- [PROBLEM DETAILS] In the listing below, locate the lines that hold "consensual" and copy them.

Dataset records on visual material:
★ ★ ★ ★ ★

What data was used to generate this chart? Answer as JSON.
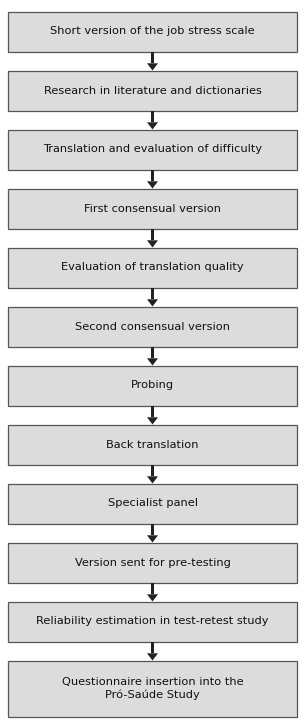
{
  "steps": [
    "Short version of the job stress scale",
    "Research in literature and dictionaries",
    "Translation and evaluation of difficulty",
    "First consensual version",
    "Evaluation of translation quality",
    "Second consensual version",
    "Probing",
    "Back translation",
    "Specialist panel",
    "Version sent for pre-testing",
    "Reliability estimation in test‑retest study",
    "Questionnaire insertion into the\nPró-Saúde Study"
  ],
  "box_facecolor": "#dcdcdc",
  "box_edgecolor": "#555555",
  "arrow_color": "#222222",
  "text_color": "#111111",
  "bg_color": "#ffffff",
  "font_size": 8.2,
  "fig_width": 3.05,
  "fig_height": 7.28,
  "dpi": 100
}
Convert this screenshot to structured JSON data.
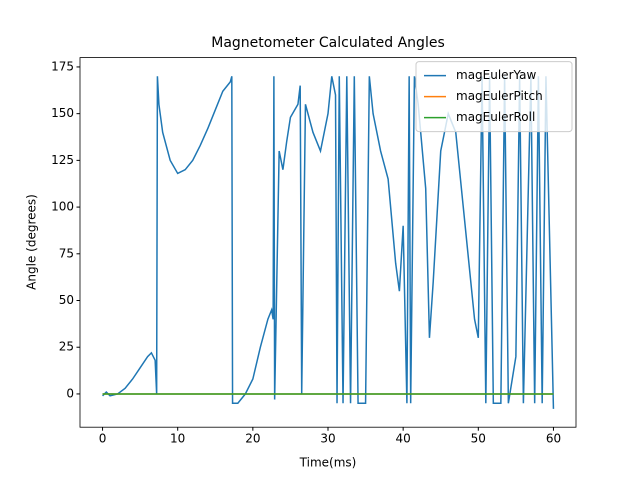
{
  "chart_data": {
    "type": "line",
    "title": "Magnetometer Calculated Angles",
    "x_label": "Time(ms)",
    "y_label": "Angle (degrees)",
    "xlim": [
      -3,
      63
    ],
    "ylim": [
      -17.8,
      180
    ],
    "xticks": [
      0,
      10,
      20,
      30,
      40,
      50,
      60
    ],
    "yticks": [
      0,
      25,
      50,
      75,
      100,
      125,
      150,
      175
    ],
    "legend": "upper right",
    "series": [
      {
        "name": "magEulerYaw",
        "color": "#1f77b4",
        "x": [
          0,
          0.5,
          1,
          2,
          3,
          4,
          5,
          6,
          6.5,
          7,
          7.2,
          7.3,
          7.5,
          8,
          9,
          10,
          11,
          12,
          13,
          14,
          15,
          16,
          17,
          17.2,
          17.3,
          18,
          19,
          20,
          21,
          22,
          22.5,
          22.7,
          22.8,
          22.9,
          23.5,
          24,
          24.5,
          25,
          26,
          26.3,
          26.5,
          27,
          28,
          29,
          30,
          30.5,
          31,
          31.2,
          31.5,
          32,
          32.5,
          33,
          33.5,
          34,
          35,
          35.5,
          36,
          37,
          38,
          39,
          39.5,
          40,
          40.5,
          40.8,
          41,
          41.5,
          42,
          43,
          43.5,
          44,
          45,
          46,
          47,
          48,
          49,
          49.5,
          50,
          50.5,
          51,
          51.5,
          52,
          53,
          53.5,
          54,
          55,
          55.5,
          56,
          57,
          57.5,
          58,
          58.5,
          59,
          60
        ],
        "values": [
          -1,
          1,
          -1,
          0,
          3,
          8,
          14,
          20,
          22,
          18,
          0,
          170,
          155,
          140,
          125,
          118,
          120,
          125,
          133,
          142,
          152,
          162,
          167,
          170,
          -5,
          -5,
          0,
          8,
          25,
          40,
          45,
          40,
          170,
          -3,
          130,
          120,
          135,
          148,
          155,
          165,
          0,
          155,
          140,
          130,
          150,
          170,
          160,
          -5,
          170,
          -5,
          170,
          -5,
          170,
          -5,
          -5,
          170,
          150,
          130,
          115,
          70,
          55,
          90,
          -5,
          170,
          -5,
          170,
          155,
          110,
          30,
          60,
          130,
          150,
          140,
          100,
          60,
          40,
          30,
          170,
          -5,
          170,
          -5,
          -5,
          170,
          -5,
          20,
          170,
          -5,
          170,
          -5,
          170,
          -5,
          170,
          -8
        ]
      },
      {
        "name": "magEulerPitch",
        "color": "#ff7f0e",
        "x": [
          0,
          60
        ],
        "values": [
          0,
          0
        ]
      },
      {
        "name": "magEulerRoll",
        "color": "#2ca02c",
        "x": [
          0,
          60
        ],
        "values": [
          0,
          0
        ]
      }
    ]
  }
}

★ ★ ★ ★ ★

- [FINISHED TASK]
    "First consensual version",
    "Second consensual version",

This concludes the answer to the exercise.